§ **WHAT IS NEEDED**
Pick out the lines below with "type" and list them.

§ **INPUT FOR THIS TASK**
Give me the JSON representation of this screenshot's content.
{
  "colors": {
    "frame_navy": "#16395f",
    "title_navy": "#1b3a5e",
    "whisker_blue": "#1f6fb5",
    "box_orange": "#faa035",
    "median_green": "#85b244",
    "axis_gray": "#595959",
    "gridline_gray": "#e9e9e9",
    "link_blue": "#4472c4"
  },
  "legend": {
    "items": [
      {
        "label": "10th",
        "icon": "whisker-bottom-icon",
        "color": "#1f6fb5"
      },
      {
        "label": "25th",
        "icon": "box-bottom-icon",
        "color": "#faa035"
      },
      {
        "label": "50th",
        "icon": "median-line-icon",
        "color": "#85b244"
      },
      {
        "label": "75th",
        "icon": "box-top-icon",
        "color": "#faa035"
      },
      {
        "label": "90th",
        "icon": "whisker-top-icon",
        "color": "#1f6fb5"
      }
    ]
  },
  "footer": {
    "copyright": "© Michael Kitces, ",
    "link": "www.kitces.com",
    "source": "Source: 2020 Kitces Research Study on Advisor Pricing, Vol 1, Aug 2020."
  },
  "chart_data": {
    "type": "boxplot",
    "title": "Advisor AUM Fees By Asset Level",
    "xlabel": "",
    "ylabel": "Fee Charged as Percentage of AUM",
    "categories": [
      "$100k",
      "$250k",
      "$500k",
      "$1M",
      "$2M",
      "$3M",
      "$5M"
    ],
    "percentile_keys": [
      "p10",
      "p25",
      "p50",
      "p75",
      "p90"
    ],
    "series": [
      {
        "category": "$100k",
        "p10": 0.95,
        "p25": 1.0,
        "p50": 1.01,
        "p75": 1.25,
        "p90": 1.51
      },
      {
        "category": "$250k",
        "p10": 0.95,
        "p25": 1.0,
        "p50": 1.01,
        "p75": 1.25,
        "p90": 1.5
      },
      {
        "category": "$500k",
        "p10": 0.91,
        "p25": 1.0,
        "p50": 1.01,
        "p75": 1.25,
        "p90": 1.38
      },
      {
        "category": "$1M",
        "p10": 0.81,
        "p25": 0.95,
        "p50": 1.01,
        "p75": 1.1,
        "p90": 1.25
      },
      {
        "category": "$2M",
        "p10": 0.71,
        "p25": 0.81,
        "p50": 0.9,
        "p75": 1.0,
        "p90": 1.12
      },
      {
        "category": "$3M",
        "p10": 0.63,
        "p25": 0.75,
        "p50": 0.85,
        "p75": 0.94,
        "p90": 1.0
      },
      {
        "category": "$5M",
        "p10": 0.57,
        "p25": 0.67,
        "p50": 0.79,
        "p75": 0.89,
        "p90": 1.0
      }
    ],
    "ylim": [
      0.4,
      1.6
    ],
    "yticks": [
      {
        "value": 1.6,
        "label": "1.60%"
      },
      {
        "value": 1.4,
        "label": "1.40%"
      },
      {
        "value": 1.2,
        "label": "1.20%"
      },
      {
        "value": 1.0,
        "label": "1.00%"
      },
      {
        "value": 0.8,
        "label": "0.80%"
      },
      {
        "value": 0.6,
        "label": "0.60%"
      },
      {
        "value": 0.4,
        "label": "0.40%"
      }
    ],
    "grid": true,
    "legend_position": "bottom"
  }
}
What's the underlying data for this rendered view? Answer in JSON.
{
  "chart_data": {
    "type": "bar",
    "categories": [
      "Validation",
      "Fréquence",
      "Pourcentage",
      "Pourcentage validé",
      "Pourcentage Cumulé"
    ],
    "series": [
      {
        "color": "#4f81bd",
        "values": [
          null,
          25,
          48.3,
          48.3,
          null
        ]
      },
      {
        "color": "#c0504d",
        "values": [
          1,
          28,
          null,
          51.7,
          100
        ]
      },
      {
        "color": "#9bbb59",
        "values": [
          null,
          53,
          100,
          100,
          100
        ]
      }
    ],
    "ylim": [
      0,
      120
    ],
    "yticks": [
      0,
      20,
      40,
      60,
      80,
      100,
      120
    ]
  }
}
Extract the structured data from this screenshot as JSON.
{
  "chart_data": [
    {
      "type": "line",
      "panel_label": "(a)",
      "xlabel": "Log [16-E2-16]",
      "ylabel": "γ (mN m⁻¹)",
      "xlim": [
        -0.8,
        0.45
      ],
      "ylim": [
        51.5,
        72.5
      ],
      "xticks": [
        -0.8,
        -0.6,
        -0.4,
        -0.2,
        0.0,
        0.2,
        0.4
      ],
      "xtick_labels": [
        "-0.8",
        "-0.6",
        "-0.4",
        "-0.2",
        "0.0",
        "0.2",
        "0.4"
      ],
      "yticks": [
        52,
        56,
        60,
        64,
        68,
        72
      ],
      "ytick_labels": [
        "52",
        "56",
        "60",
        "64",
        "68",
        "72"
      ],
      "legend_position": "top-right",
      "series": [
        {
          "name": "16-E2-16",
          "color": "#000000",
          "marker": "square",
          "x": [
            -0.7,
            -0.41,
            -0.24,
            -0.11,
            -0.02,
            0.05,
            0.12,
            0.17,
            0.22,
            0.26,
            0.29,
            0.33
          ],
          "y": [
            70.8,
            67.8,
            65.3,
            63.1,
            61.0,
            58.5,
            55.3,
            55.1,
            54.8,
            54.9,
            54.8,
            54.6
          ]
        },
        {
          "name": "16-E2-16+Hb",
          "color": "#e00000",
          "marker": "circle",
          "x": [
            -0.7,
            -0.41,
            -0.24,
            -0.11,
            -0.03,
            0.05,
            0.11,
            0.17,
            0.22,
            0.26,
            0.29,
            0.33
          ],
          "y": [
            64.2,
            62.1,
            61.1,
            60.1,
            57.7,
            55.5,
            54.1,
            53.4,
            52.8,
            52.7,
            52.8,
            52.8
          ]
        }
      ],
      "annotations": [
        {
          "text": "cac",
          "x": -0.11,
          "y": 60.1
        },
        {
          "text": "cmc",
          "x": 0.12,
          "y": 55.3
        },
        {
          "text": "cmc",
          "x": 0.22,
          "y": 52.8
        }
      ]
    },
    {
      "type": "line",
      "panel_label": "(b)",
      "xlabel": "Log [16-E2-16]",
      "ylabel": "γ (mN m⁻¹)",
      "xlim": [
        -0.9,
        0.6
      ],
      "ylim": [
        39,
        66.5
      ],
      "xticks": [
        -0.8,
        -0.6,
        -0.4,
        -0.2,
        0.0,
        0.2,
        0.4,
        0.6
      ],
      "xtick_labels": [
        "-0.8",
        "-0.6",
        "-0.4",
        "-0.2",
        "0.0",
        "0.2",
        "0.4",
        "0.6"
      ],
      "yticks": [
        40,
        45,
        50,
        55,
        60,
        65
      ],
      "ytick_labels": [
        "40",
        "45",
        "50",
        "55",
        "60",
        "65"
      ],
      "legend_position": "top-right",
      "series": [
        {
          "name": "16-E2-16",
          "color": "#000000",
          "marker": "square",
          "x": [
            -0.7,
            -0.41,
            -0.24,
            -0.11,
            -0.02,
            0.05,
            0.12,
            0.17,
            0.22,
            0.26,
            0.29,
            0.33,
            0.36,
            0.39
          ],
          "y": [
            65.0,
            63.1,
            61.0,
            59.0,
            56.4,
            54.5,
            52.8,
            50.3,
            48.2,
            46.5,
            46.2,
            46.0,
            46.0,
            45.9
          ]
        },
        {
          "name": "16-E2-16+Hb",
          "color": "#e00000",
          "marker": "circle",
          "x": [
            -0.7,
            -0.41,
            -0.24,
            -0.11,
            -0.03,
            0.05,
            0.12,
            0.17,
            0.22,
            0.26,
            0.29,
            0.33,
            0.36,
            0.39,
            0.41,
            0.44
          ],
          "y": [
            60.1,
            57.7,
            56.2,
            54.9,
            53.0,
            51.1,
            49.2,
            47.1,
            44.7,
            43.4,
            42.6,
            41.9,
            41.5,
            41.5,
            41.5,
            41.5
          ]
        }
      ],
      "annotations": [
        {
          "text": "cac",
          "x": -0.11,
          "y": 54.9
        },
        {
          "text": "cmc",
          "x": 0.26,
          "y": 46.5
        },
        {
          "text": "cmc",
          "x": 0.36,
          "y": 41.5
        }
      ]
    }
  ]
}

§ **FINAL RESULT**
    "type": "boxplot",
    "type": "bar",
      "type": "line",
      "type": "line",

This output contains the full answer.